Copy the records below word for word, leaving out the pictures.

-------- Material supplied --------

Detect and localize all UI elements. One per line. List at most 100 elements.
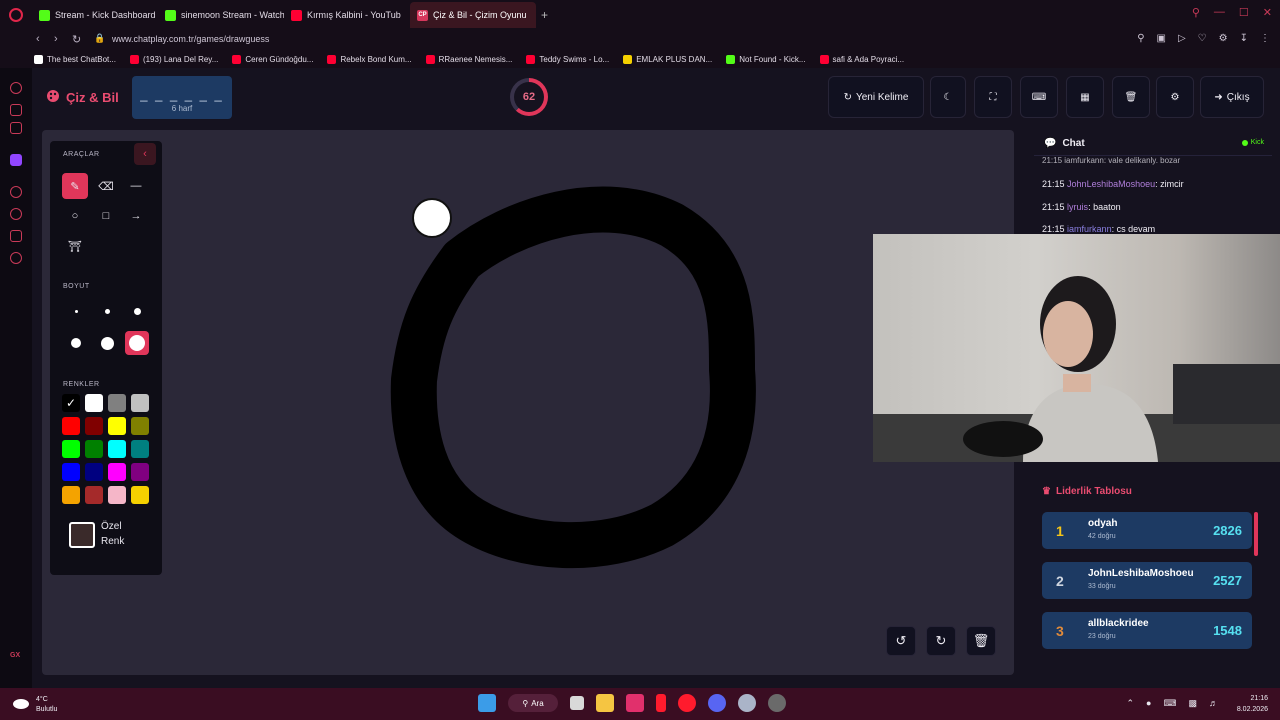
bookmark-item[interactable]: Teddy Swims - Lo...	[526, 54, 609, 64]
instagram-icon[interactable]	[10, 122, 22, 134]
message-user[interactable]: lyruis	[1067, 202, 1088, 212]
drawing-canvas[interactable]: ↺ ↻ 🗑	[42, 130, 1014, 675]
obs-icon[interactable]	[768, 694, 786, 712]
delete-button[interactable]: 🗑	[1112, 76, 1150, 118]
size-option-3[interactable]	[125, 299, 149, 323]
bookmark-item[interactable]: RRaenee Nemesis...	[425, 54, 512, 64]
color-swatch[interactable]	[131, 486, 149, 504]
color-swatch[interactable]	[108, 440, 126, 458]
download-icon[interactable]: ↧	[1240, 33, 1248, 44]
brush-tool[interactable]: ✎	[62, 173, 88, 199]
bookmark-item[interactable]: Not Found - Kick...	[726, 54, 806, 64]
steam-icon[interactable]	[738, 694, 756, 712]
clear-canvas-button[interactable]: 🗑	[966, 626, 996, 656]
file-explorer-icon[interactable]	[596, 694, 614, 712]
close-icon[interactable]: ✕	[1263, 6, 1272, 19]
color-swatch[interactable]	[131, 463, 149, 481]
messenger-icon[interactable]	[10, 104, 22, 116]
minimize-icon[interactable]: —	[1214, 6, 1225, 19]
exit-button[interactable]: ➜ Çıkış	[1200, 76, 1264, 118]
extensions-icon[interactable]	[10, 230, 22, 242]
rectangle-tool[interactable]: □	[93, 203, 119, 229]
brand[interactable]: Çiz & Bil	[46, 89, 119, 106]
search-icon[interactable]: ⚲	[1192, 6, 1200, 19]
custom-color-picker[interactable]	[69, 522, 95, 548]
size-option-5[interactable]	[95, 331, 119, 355]
tab-youtube[interactable]: Kırmış Kalbini - YouTub	[284, 2, 410, 28]
color-swatch[interactable]	[62, 486, 80, 504]
color-swatch[interactable]	[131, 394, 149, 412]
arrow-tool[interactable]: →	[123, 203, 149, 229]
microphone-icon[interactable]: ●	[1146, 698, 1151, 709]
message-user[interactable]: iamfurkann	[1067, 224, 1112, 232]
bookmark-item[interactable]: EMLAK PLUS DAN...	[623, 54, 712, 64]
menu-icon[interactable]: ⋮	[1260, 33, 1270, 44]
color-swatch[interactable]	[85, 440, 103, 458]
color-swatch[interactable]	[85, 417, 103, 435]
screenshot-icon[interactable]: ▣	[1157, 33, 1166, 44]
fill-tool[interactable]: ⛩	[62, 233, 88, 259]
url-field[interactable]: www.chatplay.com.tr/games/drawguess	[112, 34, 269, 44]
back-icon[interactable]: ‹	[36, 33, 40, 45]
undo-button[interactable]: ↺	[886, 626, 916, 656]
size-option-4[interactable]	[64, 331, 88, 355]
pin-icon[interactable]: ⚲	[1137, 33, 1144, 44]
size-option-1[interactable]	[64, 299, 88, 323]
collapse-panel-button[interactable]: ‹	[134, 143, 156, 165]
size-option-6[interactable]	[125, 331, 149, 355]
player-icon[interactable]	[10, 186, 22, 198]
new-word-button[interactable]: ↻ Yeni Kelime	[828, 76, 924, 118]
color-swatch[interactable]	[108, 486, 126, 504]
settings-button[interactable]: ⚙	[1156, 76, 1194, 118]
color-swatch[interactable]	[62, 463, 80, 481]
fullscreen-button[interactable]: ⛶	[974, 76, 1012, 118]
extensions-icon[interactable]: ⚙	[1219, 33, 1228, 44]
twitch-icon[interactable]	[10, 154, 22, 166]
line-tool[interactable]: —	[123, 173, 149, 199]
tab-ciz-bil[interactable]: CP Çiz & Bil - Çizim Oyunu	[410, 2, 536, 28]
bookmark-item[interactable]: safi & Ada Poyraci...	[819, 54, 904, 64]
forward-icon[interactable]: ›	[54, 33, 58, 45]
color-swatch[interactable]	[108, 463, 126, 481]
color-swatch[interactable]	[85, 486, 103, 504]
color-swatch[interactable]	[85, 463, 103, 481]
bookmark-item[interactable]: The best ChatBot...	[34, 54, 116, 64]
color-swatch[interactable]	[108, 394, 126, 412]
play-icon[interactable]: ▷	[1178, 33, 1186, 44]
opera-gx-icon[interactable]	[678, 694, 696, 712]
bookmark-item[interactable]: Ceren Gündoğdu...	[232, 54, 313, 64]
new-tab-button[interactable]: +	[536, 2, 556, 28]
keyboard-icon[interactable]: ⌨	[1163, 698, 1176, 709]
redo-button[interactable]: ↻	[926, 626, 956, 656]
archive-button[interactable]: ▦	[1066, 76, 1104, 118]
task-view-icon[interactable]	[570, 696, 584, 710]
search-button[interactable]: ⚲ Ara	[508, 694, 558, 712]
color-swatch[interactable]	[85, 394, 103, 412]
color-swatch[interactable]	[131, 417, 149, 435]
bookmark-item[interactable]: (193) Lana Del Rey...	[129, 54, 218, 64]
color-swatch[interactable]	[131, 440, 149, 458]
network-icon[interactable]: ▩	[1188, 698, 1197, 709]
scrollbar-thumb[interactable]	[1254, 512, 1258, 556]
tab-kick-dashboard[interactable]: Stream - Kick Dashboard	[32, 2, 158, 28]
instagram-icon[interactable]	[626, 694, 644, 712]
weather-widget[interactable]: 4°C Bulutlu	[12, 695, 57, 715]
circle-tool[interactable]: ○	[62, 203, 88, 229]
aria-icon[interactable]	[10, 82, 22, 94]
eraser-tool[interactable]: ⌫	[93, 173, 119, 199]
volume-icon[interactable]: ♬	[1209, 698, 1218, 709]
start-icon[interactable]	[478, 694, 496, 712]
maximize-icon[interactable]: ☐	[1239, 6, 1249, 19]
color-swatch[interactable]: ✓	[62, 394, 80, 412]
opera-icon[interactable]	[656, 694, 666, 712]
history-icon[interactable]	[10, 208, 22, 220]
dark-mode-button[interactable]: ☾	[930, 76, 966, 118]
message-user[interactable]: JohnLeshibaMoshoeu	[1067, 179, 1155, 189]
size-option-2[interactable]	[95, 299, 119, 323]
reload-icon[interactable]: ↻	[72, 33, 81, 46]
heart-icon[interactable]: ♡	[1198, 33, 1207, 44]
color-swatch[interactable]	[62, 440, 80, 458]
discord-icon[interactable]	[708, 694, 726, 712]
opera-logo[interactable]	[9, 8, 23, 22]
tab-sinemoon-stream[interactable]: sinemoon Stream - Watch	[158, 2, 284, 28]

--------

◆ Task response ◆
Detect and localize all UI elements. One per line. List at most 100 elements.
bookmark-item[interactable]: Teddy Swims - Lo...	[526, 54, 609, 64]
instagram-icon[interactable]	[10, 122, 22, 134]
message-user[interactable]: lyruis	[1067, 202, 1088, 212]
drawing-canvas[interactable]: ↺ ↻ 🗑	[42, 130, 1014, 675]
obs-icon[interactable]	[768, 694, 786, 712]
delete-button[interactable]: 🗑	[1112, 76, 1150, 118]
size-option-3[interactable]	[125, 299, 149, 323]
bookmark-item[interactable]: RRaenee Nemesis...	[425, 54, 512, 64]
color-swatch[interactable]	[131, 486, 149, 504]
color-swatch[interactable]	[108, 440, 126, 458]
download-icon[interactable]: ↧	[1240, 33, 1248, 44]
brush-tool[interactable]: ✎	[62, 173, 88, 199]
bookmark-item[interactable]: Not Found - Kick...	[726, 54, 806, 64]
steam-icon[interactable]	[738, 694, 756, 712]
clear-canvas-button[interactable]: 🗑	[966, 626, 996, 656]
file-explorer-icon[interactable]	[596, 694, 614, 712]
close-icon[interactable]: ✕	[1263, 6, 1272, 19]
color-swatch[interactable]	[131, 463, 149, 481]
messenger-icon[interactable]	[10, 104, 22, 116]
minimize-icon[interactable]: —	[1214, 6, 1225, 19]
exit-button[interactable]: ➜ Çıkış	[1200, 76, 1264, 118]
extensions-icon[interactable]	[10, 230, 22, 242]
rectangle-tool[interactable]: □	[93, 203, 119, 229]
brand[interactable]: Çiz & Bil	[46, 89, 119, 106]
search-icon[interactable]: ⚲	[1192, 6, 1200, 19]
custom-color-picker[interactable]	[69, 522, 95, 548]
size-option-5[interactable]	[95, 331, 119, 355]
tab-youtube[interactable]: Kırmış Kalbini - YouTub	[284, 2, 410, 28]
color-swatch[interactable]	[62, 486, 80, 504]
color-swatch[interactable]	[131, 394, 149, 412]
arrow-tool[interactable]: →	[123, 203, 149, 229]
microphone-icon[interactable]: ●	[1146, 698, 1151, 709]
message-user[interactable]: iamfurkann	[1067, 224, 1112, 232]
bookmark-item[interactable]: EMLAK PLUS DAN...	[623, 54, 712, 64]
menu-icon[interactable]: ⋮	[1260, 33, 1270, 44]
color-swatch[interactable]	[85, 440, 103, 458]
color-swatch[interactable]	[85, 417, 103, 435]
screenshot-icon[interactable]: ▣	[1157, 33, 1166, 44]
fill-tool[interactable]: ⛩	[62, 233, 88, 259]
url-field[interactable]: www.chatplay.com.tr/games/drawguess	[112, 34, 269, 44]
back-icon[interactable]: ‹	[36, 33, 40, 45]
undo-button[interactable]: ↺	[886, 626, 916, 656]
size-option-4[interactable]	[64, 331, 88, 355]
pin-icon[interactable]: ⚲	[1137, 33, 1144, 44]
size-option-1[interactable]	[64, 299, 88, 323]
collapse-panel-button[interactable]: ‹	[134, 143, 156, 165]
size-option-6[interactable]	[125, 331, 149, 355]
player-icon[interactable]	[10, 186, 22, 198]
new-word-button[interactable]: ↻ Yeni Kelime	[828, 76, 924, 118]
color-swatch[interactable]	[108, 486, 126, 504]
settings-button[interactable]: ⚙	[1156, 76, 1194, 118]
color-swatch[interactable]	[62, 463, 80, 481]
fullscreen-button[interactable]: ⛶	[974, 76, 1012, 118]
extensions-icon[interactable]: ⚙	[1219, 33, 1228, 44]
twitch-icon[interactable]	[10, 154, 22, 166]
line-tool[interactable]: —	[123, 173, 149, 199]
tab-ciz-bil[interactable]: CP Çiz & Bil - Çizim Oyunu	[410, 2, 536, 28]
bookmark-item[interactable]: safi & Ada Poyraci...	[819, 54, 904, 64]
forward-icon[interactable]: ›	[54, 33, 58, 45]
color-swatch[interactable]	[108, 463, 126, 481]
color-swatch[interactable]	[85, 486, 103, 504]
color-swatch[interactable]	[85, 463, 103, 481]
bookmark-item[interactable]: The best ChatBot...	[34, 54, 116, 64]
color-swatch[interactable]	[108, 394, 126, 412]
play-icon[interactable]: ▷	[1178, 33, 1186, 44]
opera-gx-icon[interactable]	[678, 694, 696, 712]
bookmark-item[interactable]: Ceren Gündoğdu...	[232, 54, 313, 64]
new-tab-button[interactable]: +	[536, 2, 556, 28]
keyboard-icon[interactable]: ⌨	[1163, 698, 1176, 709]
redo-button[interactable]: ↻	[926, 626, 956, 656]
archive-button[interactable]: ▦	[1066, 76, 1104, 118]
task-view-icon[interactable]	[570, 696, 584, 710]
search-button[interactable]: ⚲ Ara	[508, 694, 558, 712]
color-swatch[interactable]	[85, 394, 103, 412]
color-swatch[interactable]	[131, 417, 149, 435]
bookmark-item[interactable]: (193) Lana Del Rey...	[129, 54, 218, 64]
color-swatch[interactable]	[131, 440, 149, 458]
network-icon[interactable]: ▩	[1188, 698, 1197, 709]
scrollbar-thumb[interactable]	[1254, 512, 1258, 556]
tab-kick-dashboard[interactable]: Stream - Kick Dashboard	[32, 2, 158, 28]
instagram-icon[interactable]	[626, 694, 644, 712]
weather-widget[interactable]: 4°C Bulutlu	[12, 695, 57, 715]
circle-tool[interactable]: ○	[62, 203, 88, 229]
aria-icon[interactable]	[10, 82, 22, 94]
eraser-tool[interactable]: ⌫	[93, 173, 119, 199]
volume-icon[interactable]: ♬	[1209, 698, 1218, 709]
start-icon[interactable]	[478, 694, 496, 712]
maximize-icon[interactable]: ☐	[1239, 6, 1249, 19]
color-swatch[interactable]: ✓	[62, 394, 80, 412]
opera-icon[interactable]	[656, 694, 666, 712]
history-icon[interactable]	[10, 208, 22, 220]
dark-mode-button[interactable]: ☾	[930, 76, 966, 118]
message-user[interactable]: JohnLeshibaMoshoeu	[1067, 179, 1155, 189]
size-option-2[interactable]	[95, 299, 119, 323]
reload-icon[interactable]: ↻	[72, 33, 81, 46]
heart-icon[interactable]: ♡	[1198, 33, 1207, 44]
color-swatch[interactable]	[62, 440, 80, 458]
discord-icon[interactable]	[708, 694, 726, 712]
opera-logo[interactable]	[9, 8, 23, 22]
tab-sinemoon-stream[interactable]: sinemoon Stream - Watch	[158, 2, 284, 28]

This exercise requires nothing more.